> _Material provided_:
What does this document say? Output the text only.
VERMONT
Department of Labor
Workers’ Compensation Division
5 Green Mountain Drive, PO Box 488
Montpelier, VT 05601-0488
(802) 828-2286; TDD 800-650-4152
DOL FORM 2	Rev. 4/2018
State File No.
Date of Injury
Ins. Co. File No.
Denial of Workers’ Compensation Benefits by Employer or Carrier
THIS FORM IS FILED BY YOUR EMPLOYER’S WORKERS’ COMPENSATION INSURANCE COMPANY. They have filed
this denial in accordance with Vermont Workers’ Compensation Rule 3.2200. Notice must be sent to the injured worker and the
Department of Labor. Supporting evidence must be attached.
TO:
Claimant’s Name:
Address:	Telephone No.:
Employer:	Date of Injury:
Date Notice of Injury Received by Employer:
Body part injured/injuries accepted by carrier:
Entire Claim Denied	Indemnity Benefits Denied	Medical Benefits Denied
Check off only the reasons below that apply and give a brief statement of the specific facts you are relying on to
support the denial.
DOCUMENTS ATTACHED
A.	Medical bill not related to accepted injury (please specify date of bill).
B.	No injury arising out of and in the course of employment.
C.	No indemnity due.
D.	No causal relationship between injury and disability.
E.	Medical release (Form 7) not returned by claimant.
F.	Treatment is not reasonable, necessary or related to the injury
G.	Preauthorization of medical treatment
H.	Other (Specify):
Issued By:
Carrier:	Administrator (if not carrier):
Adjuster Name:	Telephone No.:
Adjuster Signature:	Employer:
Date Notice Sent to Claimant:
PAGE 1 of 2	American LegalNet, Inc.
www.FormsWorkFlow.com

> _Problem requirements_: Search the entries for the word "must", then gather every line that has it.

> _Problem solution_:
this denial in accordance with Vermont Workers’ Compensation Rule 3.2200. Notice must be sent to the injured worker and the
Department of Labor. Supporting evidence must be attached.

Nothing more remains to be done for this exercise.